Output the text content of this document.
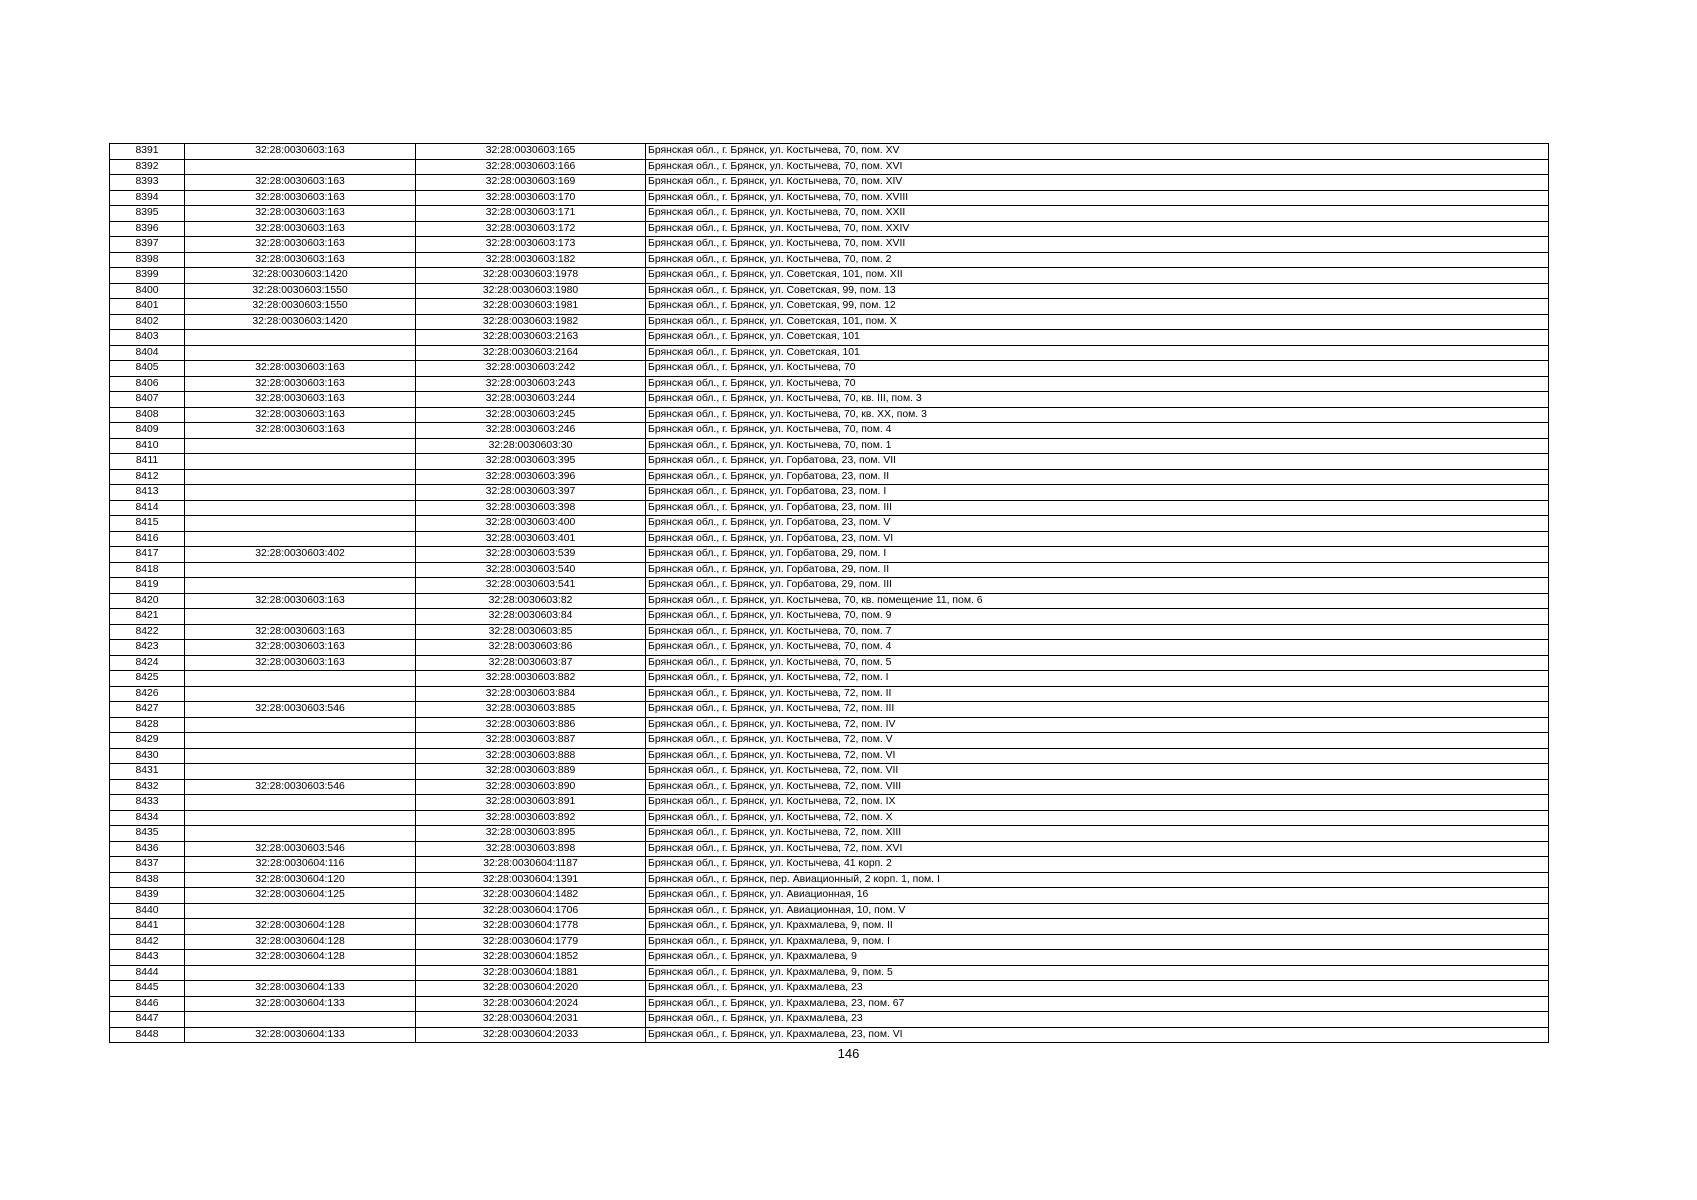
8391	32:28:0030603:163	32:28:0030603:165	Брянская обл., г. Брянск, ул. Костычева, 70, пом. XV
8392		32:28:0030603:166	Брянская обл., г. Брянск, ул. Костычева, 70, пом. XVI
8393	32:28:0030603:163	32:28:0030603:169	Брянская обл., г. Брянск, ул. Костычева, 70, пом. XIV
8394	32:28:0030603:163	32:28:0030603:170	Брянская обл., г. Брянск, ул. Костычева, 70, пом. XVIII
8395	32:28:0030603:163	32:28:0030603:171	Брянская обл., г. Брянск, ул. Костычева, 70, пом. XXII
8396	32:28:0030603:163	32:28:0030603:172	Брянская обл., г. Брянск, ул. Костычева, 70, пом. XXIV
8397	32:28:0030603:163	32:28:0030603:173	Брянская обл., г. Брянск, ул. Костычева, 70, пом. XVII
8398	32:28:0030603:163	32:28:0030603:182	Брянская обл., г. Брянск, ул. Костычева, 70, пом. 2
8399	32:28:0030603:1420	32:28:0030603:1978	Брянская обл., г. Брянск, ул. Советская, 101, пом. XII
8400	32:28:0030603:1550	32:28:0030603:1980	Брянская обл., г. Брянск, ул. Советская, 99, пом. 13
8401	32:28:0030603:1550	32:28:0030603:1981	Брянская обл., г. Брянск, ул. Советская, 99, пом. 12
8402	32:28:0030603:1420	32:28:0030603:1982	Брянская обл., г. Брянск, ул. Советская, 101, пом. X
8403		32:28:0030603:2163	Брянская обл., г. Брянск, ул. Советская, 101
8404		32:28:0030603:2164	Брянская обл., г. Брянск, ул. Советская, 101
8405	32:28:0030603:163	32:28:0030603:242	Брянская обл., г. Брянск, ул. Костычева, 70
8406	32:28:0030603:163	32:28:0030603:243	Брянская обл., г. Брянск, ул. Костычева, 70
8407	32:28:0030603:163	32:28:0030603:244	Брянская обл., г. Брянск, ул. Костычева, 70, кв. III, пом. 3
8408	32:28:0030603:163	32:28:0030603:245	Брянская обл., г. Брянск, ул. Костычева, 70, кв. XX, пом. 3
8409	32:28:0030603:163	32:28:0030603:246	Брянская обл., г. Брянск, ул. Костычева, 70, пом. 4
8410		32:28:0030603:30	Брянская обл., г. Брянск, ул. Костычева, 70, пом. 1
8411		32:28:0030603:395	Брянская обл., г. Брянск, ул. Горбатова, 23, пом. VII
8412		32:28:0030603:396	Брянская обл., г. Брянск, ул. Горбатова, 23, пом. II
8413		32:28:0030603:397	Брянская обл., г. Брянск, ул. Горбатова, 23, пом. I
8414		32:28:0030603:398	Брянская обл., г. Брянск, ул. Горбатова, 23, пом. III
8415		32:28:0030603:400	Брянская обл., г. Брянск, ул. Горбатова, 23, пом. V
8416		32:28:0030603:401	Брянская обл., г. Брянск, ул. Горбатова, 23, пом. VI
8417	32:28:0030603:402	32:28:0030603:539	Брянская обл., г. Брянск, ул. Горбатова, 29, пом. I
8418		32:28:0030603:540	Брянская обл., г. Брянск, ул. Горбатова, 29, пом. II
8419		32:28:0030603:541	Брянская обл., г. Брянск, ул. Горбатова, 29, пом. III
8420	32:28:0030603:163	32:28:0030603:82	Брянская обл., г. Брянск, ул. Костычева, 70, кв. помещение 11, пом. 6
8421		32:28:0030603:84	Брянская обл., г. Брянск, ул. Костычева, 70, пом. 9
8422	32:28:0030603:163	32:28:0030603:85	Брянская обл., г. Брянск, ул. Костычева, 70, пом. 7
8423	32:28:0030603:163	32:28:0030603:86	Брянская обл., г. Брянск, ул. Костычева, 70, пом. 4
8424	32:28:0030603:163	32:28:0030603:87	Брянская обл., г. Брянск, ул. Костычева, 70, пом. 5
8425		32:28:0030603:882	Брянская обл., г. Брянск, ул. Костычева, 72, пом. I
8426		32:28:0030603:884	Брянская обл., г. Брянск, ул. Костычева, 72, пом. II
8427	32:28:0030603:546	32:28:0030603:885	Брянская обл., г. Брянск, ул. Костычева, 72, пом. III
8428		32:28:0030603:886	Брянская обл., г. Брянск, ул. Костычева, 72, пом. IV
8429		32:28:0030603:887	Брянская обл., г. Брянск, ул. Костычева, 72, пом. V
8430		32:28:0030603:888	Брянская обл., г. Брянск, ул. Костычева, 72, пом. VI
8431		32:28:0030603:889	Брянская обл., г. Брянск, ул. Костычева, 72, пом. VII
8432	32:28:0030603:546	32:28:0030603:890	Брянская обл., г. Брянск, ул. Костычева, 72, пом. VIII
8433		32:28:0030603:891	Брянская обл., г. Брянск, ул. Костычева, 72, пом. IX
8434		32:28:0030603:892	Брянская обл., г. Брянск, ул. Костычева, 72, пом. X
8435		32:28:0030603:895	Брянская обл., г. Брянск, ул. Костычева, 72, пом. XIII
8436	32:28:0030603:546	32:28:0030603:898	Брянская обл., г. Брянск, ул. Костычева, 72, пом. XVI
8437	32:28:0030604:116	32:28:0030604:1187	Брянская обл., г. Брянск, ул. Костычева, 41 корп. 2
8438	32:28:0030604:120	32:28:0030604:1391	Брянская обл., г. Брянск, пер. Авиационный, 2 корп. 1, пом. I
8439	32:28:0030604:125	32:28:0030604:1482	Брянская обл., г. Брянск, ул. Авиационная, 16
8440		32:28:0030604:1706	Брянская обл., г. Брянск, ул. Авиационная, 10, пом. V
8441	32:28:0030604:128	32:28:0030604:1778	Брянская обл., г. Брянск, ул. Крахмалева, 9, пом. II
8442	32:28:0030604:128	32:28:0030604:1779	Брянская обл., г. Брянск, ул. Крахмалева, 9, пом. I
8443	32:28:0030604:128	32:28:0030604:1852	Брянская обл., г. Брянск, ул. Крахмалева, 9
8444		32:28:0030604:1881	Брянская обл., г. Брянск, ул. Крахмалева, 9, пом. 5
8445	32:28:0030604:133	32:28:0030604:2020	Брянская обл., г. Брянск, ул. Крахмалева, 23
8446	32:28:0030604:133	32:28:0030604:2024	Брянская обл., г. Брянск, ул. Крахмалева, 23, пом. 67
8447		32:28:0030604:2031	Брянская обл., г. Брянск, ул. Крахмалева, 23
8448	32:28:0030604:133	32:28:0030604:2033	Брянская обл., г. Брянск, ул. Крахмалева, 23, пом. VI
146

------------------------------------------------------------

Copy each line of the entries that includes the word "Авиационная".

Solution =
8439	32:28:0030604:125	32:28:0030604:1482	Брянская обл., г. Брянск, ул. Авиационная, 16
8440		32:28:0030604:1706	Брянская обл., г. Брянск, ул. Авиационная, 10, пом. V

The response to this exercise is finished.